= WORK INSTRUCTIONS =
Output all of the data below exactly as given.

= GIVEN RECORDS =
****************************************

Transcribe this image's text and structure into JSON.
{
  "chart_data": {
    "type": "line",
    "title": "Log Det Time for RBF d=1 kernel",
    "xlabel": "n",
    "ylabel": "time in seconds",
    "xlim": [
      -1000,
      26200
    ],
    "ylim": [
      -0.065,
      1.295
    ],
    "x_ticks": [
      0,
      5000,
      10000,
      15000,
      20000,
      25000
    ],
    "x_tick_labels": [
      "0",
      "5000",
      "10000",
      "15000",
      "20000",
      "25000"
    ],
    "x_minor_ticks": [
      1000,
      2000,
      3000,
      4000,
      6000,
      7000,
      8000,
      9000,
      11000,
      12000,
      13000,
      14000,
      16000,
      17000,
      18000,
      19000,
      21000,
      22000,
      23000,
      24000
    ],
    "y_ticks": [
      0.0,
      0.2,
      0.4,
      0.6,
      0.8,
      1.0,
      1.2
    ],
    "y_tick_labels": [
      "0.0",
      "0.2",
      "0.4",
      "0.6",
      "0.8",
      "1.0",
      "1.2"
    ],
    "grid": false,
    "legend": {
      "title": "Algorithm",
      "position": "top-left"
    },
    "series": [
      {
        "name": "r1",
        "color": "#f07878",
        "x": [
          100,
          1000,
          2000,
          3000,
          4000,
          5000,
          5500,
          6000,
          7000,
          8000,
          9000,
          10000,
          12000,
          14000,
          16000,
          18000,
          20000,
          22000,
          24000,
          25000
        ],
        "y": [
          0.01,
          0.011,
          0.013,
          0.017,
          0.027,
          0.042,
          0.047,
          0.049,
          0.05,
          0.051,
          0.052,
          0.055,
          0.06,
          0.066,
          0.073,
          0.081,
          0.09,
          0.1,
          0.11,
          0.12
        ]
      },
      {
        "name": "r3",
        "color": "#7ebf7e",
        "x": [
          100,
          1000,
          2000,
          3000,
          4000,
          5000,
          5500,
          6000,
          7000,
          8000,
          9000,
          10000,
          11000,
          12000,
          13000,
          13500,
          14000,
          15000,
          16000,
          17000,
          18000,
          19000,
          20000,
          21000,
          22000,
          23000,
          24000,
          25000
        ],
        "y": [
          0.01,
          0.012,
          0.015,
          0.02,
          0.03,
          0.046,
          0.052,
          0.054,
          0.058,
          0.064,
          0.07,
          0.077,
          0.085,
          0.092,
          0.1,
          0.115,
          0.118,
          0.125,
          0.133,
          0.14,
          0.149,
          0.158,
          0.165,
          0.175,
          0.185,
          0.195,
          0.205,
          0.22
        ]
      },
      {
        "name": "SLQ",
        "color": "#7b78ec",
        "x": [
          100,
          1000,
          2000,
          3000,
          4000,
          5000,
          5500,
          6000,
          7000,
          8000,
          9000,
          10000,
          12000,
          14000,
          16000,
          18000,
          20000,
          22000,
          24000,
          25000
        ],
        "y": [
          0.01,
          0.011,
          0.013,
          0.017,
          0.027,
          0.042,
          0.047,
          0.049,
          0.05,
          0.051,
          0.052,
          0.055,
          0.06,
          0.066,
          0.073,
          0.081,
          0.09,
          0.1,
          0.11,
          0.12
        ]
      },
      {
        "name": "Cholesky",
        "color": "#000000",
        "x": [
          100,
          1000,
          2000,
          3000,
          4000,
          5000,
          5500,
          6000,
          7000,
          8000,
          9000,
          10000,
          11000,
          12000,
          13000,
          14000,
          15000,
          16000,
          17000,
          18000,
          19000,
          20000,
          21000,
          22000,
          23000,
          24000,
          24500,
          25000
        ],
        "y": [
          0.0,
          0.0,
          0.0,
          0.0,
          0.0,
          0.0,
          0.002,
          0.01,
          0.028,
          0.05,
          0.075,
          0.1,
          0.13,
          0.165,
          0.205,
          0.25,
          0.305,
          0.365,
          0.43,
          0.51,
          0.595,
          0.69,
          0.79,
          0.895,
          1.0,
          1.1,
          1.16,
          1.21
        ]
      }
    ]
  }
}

****************************************

= CORRECT OUTPUT =
Transcribe this image's text and structure into JSON.
{
  "chart_data": {
    "type": "line",
    "title": "Log Det Time for RBF d=1 kernel",
    "xlabel": "n",
    "ylabel": "time in seconds",
    "xlim": [
      -1000,
      26200
    ],
    "ylim": [
      -0.065,
      1.295
    ],
    "x_ticks": [
      0,
      5000,
      10000,
      15000,
      20000,
      25000
    ],
    "x_tick_labels": [
      "0",
      "5000",
      "10000",
      "15000",
      "20000",
      "25000"
    ],
    "x_minor_ticks": [
      1000,
      2000,
      3000,
      4000,
      6000,
      7000,
      8000,
      9000,
      11000,
      12000,
      13000,
      14000,
      16000,
      17000,
      18000,
      19000,
      21000,
      22000,
      23000,
      24000
    ],
    "y_ticks": [
      0.0,
      0.2,
      0.4,
      0.6,
      0.8,
      1.0,
      1.2
    ],
    "y_tick_labels": [
      "0.0",
      "0.2",
      "0.4",
      "0.6",
      "0.8",
      "1.0",
      "1.2"
    ],
    "grid": false,
    "legend": {
      "title": "Algorithm",
      "position": "top-left"
    },
    "series": [
      {
        "name": "r1",
        "color": "#f07878",
        "x": [
          100,
          1000,
          2000,
          3000,
          4000,
          5000,
          5500,
          6000,
          7000,
          8000,
          9000,
          10000,
          12000,
          14000,
          16000,
          18000,
          20000,
          22000,
          24000,
          25000
        ],
        "y": [
          0.01,
          0.011,
          0.013,
          0.017,
          0.027,
          0.042,
          0.047,
          0.049,
          0.05,
          0.051,
          0.052,
          0.055,
          0.06,
          0.066,
          0.073,
          0.081,
          0.09,
          0.1,
          0.11,
          0.12
        ]
      },
      {
        "name": "r3",
        "color": "#7ebf7e",
        "x": [
          100,
          1000,
          2000,
          3000,
          4000,
          5000,
          5500,
          6000,
          7000,
          8000,
          9000,
          10000,
          11000,
          12000,
          13000,
          13500,
          14000,
          15000,
          16000,
          17000,
          18000,
          19000,
          20000,
          21000,
          22000,
          23000,
          24000,
          25000
        ],
        "y": [
          0.01,
          0.012,
          0.015,
          0.02,
          0.03,
          0.046,
          0.052,
          0.054,
          0.058,
          0.064,
          0.07,
          0.077,
          0.085,
          0.092,
          0.1,
          0.115,
          0.118,
          0.125,
          0.133,
          0.14,
          0.149,
          0.158,
          0.165,
          0.175,
          0.185,
          0.195,
          0.205,
          0.22
        ]
      },
      {
        "name": "SLQ",
        "color": "#7b78ec",
        "x": [
          100,
          1000,
          2000,
          3000,
          4000,
          5000,
          5500,
          6000,
          7000,
          8000,
          9000,
          10000,
          12000,
          14000,
          16000,
          18000,
          20000,
          22000,
          24000,
          25000
        ],
        "y": [
          0.01,
          0.011,
          0.013,
          0.017,
          0.027,
          0.042,
          0.047,
          0.049,
          0.05,
          0.051,
          0.052,
          0.055,
          0.06,
          0.066,
          0.073,
          0.081,
          0.09,
          0.1,
          0.11,
          0.12
        ]
      },
      {
        "name": "Cholesky",
        "color": "#000000",
        "x": [
          100,
          1000,
          2000,
          3000,
          4000,
          5000,
          5500,
          6000,
          7000,
          8000,
          9000,
          10000,
          11000,
          12000,
          13000,
          14000,
          15000,
          16000,
          17000,
          18000,
          19000,
          20000,
          21000,
          22000,
          23000,
          24000,
          24500,
          25000
        ],
        "y": [
          0.0,
          0.0,
          0.0,
          0.0,
          0.0,
          0.0,
          0.002,
          0.01,
          0.028,
          0.05,
          0.075,
          0.1,
          0.13,
          0.165,
          0.205,
          0.25,
          0.305,
          0.365,
          0.43,
          0.51,
          0.595,
          0.69,
          0.79,
          0.895,
          1.0,
          1.1,
          1.16,
          1.21
        ]
      }
    ]
  }
}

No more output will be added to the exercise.